— WORK TO COMPLETE —
Retype the full set of records. Keep every character identical.

— EXERCISE MATERIAL —
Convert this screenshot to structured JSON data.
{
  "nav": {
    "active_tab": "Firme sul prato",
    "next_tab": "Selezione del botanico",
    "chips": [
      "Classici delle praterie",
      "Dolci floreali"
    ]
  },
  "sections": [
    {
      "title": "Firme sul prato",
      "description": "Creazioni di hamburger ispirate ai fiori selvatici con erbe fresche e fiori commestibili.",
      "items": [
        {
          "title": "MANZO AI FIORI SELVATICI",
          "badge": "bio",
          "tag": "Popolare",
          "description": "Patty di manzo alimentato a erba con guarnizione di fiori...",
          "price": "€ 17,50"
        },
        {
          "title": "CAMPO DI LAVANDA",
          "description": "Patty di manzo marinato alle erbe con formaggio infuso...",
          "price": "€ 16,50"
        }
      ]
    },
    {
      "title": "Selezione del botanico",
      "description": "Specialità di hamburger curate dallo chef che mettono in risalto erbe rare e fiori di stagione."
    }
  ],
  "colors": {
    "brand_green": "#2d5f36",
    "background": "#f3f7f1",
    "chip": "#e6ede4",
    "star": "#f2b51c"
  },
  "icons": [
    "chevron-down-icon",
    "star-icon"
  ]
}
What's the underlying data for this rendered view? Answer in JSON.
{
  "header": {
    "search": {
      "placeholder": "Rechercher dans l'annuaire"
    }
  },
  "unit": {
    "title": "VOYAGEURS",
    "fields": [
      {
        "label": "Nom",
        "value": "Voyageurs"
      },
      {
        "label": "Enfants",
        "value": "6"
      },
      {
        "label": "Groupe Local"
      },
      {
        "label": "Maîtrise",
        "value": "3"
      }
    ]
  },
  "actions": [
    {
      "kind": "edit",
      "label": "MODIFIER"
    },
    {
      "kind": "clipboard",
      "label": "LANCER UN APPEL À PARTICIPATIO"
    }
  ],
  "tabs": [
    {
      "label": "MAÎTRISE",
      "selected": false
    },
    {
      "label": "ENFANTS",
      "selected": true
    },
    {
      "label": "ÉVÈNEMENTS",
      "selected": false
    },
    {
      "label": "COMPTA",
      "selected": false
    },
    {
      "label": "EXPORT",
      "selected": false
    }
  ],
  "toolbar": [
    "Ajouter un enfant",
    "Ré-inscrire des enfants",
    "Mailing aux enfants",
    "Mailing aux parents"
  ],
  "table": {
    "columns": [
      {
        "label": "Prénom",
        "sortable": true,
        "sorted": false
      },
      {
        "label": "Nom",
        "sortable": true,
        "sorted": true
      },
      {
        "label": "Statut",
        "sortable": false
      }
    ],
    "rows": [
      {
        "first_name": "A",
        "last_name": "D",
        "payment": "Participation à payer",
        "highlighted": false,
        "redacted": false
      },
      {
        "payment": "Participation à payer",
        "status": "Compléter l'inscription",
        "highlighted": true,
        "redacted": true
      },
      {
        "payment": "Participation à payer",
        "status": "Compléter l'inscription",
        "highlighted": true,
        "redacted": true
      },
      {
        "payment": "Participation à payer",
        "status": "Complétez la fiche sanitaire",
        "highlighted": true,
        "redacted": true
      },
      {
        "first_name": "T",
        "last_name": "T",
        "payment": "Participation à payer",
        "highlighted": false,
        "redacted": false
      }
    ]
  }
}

— OUTPUT OF THE TASK —
Convert this screenshot to structured JSON data.
{
  "nav": {
    "active_tab": "Firme sul prato",
    "next_tab": "Selezione del botanico",
    "chips": [
      "Classici delle praterie",
      "Dolci floreali"
    ]
  },
  "sections": [
    {
      "title": "Firme sul prato",
      "description": "Creazioni di hamburger ispirate ai fiori selvatici con erbe fresche e fiori commestibili.",
      "items": [
        {
          "title": "MANZO AI FIORI SELVATICI",
          "badge": "bio",
          "tag": "Popolare",
          "description": "Patty di manzo alimentato a erba con guarnizione di fiori...",
          "price": "€ 17,50"
        },
        {
          "title": "CAMPO DI LAVANDA",
          "description": "Patty di manzo marinato alle erbe con formaggio infuso...",
          "price": "€ 16,50"
        }
      ]
    },
    {
      "title": "Selezione del botanico",
      "description": "Specialità di hamburger curate dallo chef che mettono in risalto erbe rare e fiori di stagione."
    }
  ],
  "colors": {
    "brand_green": "#2d5f36",
    "background": "#f3f7f1",
    "chip": "#e6ede4",
    "star": "#f2b51c"
  },
  "icons": [
    "chevron-down-icon",
    "star-icon"
  ]
}
What's the underlying data for this rendered view? Answer in JSON.
{
  "header": {
    "search": {
      "placeholder": "Rechercher dans l'annuaire"
    }
  },
  "unit": {
    "title": "VOYAGEURS",
    "fields": [
      {
        "label": "Nom",
        "value": "Voyageurs"
      },
      {
        "label": "Enfants",
        "value": "6"
      },
      {
        "label": "Groupe Local"
      },
      {
        "label": "Maîtrise",
        "value": "3"
      }
    ]
  },
  "actions": [
    {
      "kind": "edit",
      "label": "MODIFIER"
    },
    {
      "kind": "clipboard",
      "label": "LANCER UN APPEL À PARTICIPATIO"
    }
  ],
  "tabs": [
    {
      "label": "MAÎTRISE",
      "selected": false
    },
    {
      "label": "ENFANTS",
      "selected": true
    },
    {
      "label": "ÉVÈNEMENTS",
      "selected": false
    },
    {
      "label": "COMPTA",
      "selected": false
    },
    {
      "label": "EXPORT",
      "selected": false
    }
  ],
  "toolbar": [
    "Ajouter un enfant",
    "Ré-inscrire des enfants",
    "Mailing aux enfants",
    "Mailing aux parents"
  ],
  "table": {
    "columns": [
      {
        "label": "Prénom",
        "sortable": true,
        "sorted": false
      },
      {
        "label": "Nom",
        "sortable": true,
        "sorted": true
      },
      {
        "label": "Statut",
        "sortable": false
      }
    ],
    "rows": [
      {
        "first_name": "A",
        "last_name": "D",
        "payment": "Participation à payer",
        "highlighted": false,
        "redacted": false
      },
      {
        "payment": "Participation à payer",
        "status": "Compléter l'inscription",
        "highlighted": true,
        "redacted": true
      },
      {
        "payment": "Participation à payer",
        "status": "Compléter l'inscription",
        "highlighted": true,
        "redacted": true
      },
      {
        "payment": "Participation à payer",
        "status": "Complétez la fiche sanitaire",
        "highlighted": true,
        "redacted": true
      },
      {
        "first_name": "T",
        "last_name": "T",
        "payment": "Participation à payer",
        "highlighted": false,
        "redacted": false
      }
    ]
  }
}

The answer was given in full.